(Given instruction) Select every line below containing the word "this".

— begin Materials provided —

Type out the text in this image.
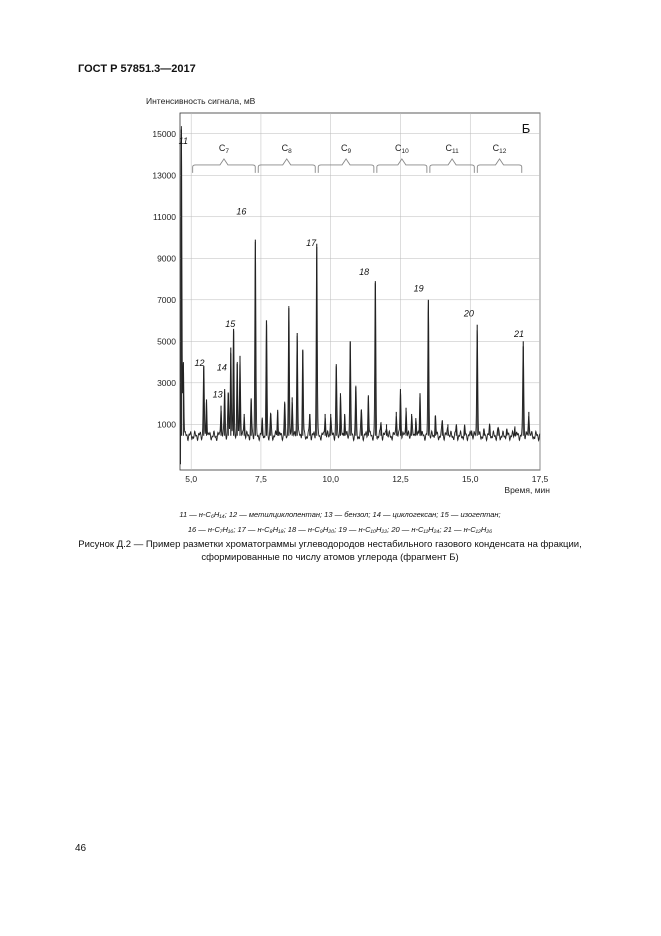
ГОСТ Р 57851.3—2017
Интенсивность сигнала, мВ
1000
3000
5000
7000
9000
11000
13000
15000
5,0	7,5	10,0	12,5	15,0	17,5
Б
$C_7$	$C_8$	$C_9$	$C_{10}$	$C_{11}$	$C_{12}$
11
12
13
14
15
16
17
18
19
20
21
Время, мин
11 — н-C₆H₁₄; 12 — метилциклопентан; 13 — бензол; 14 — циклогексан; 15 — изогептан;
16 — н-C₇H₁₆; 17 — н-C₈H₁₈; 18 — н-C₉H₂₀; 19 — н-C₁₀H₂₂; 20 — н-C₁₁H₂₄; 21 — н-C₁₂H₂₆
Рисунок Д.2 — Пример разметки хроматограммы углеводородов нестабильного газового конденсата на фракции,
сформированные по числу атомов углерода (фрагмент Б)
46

— end Materials provided —
— begin Materials provided —

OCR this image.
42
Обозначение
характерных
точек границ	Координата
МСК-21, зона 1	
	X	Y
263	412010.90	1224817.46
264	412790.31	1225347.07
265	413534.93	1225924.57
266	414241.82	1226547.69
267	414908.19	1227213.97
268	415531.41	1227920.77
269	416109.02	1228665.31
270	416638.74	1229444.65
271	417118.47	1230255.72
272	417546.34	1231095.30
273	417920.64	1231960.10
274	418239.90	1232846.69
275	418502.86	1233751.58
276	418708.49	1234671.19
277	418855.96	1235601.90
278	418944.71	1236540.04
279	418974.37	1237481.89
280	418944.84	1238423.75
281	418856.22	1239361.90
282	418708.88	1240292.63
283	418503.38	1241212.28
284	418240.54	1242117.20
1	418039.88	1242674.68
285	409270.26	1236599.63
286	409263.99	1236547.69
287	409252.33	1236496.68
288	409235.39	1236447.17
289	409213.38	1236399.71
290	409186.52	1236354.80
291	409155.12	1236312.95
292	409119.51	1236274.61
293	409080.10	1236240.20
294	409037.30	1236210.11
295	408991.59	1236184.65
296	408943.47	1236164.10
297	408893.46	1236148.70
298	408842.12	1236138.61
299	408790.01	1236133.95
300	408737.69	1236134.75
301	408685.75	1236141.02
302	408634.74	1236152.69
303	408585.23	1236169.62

— end Materials provided —

(Output)
Type out the text in this image.
OCR this image.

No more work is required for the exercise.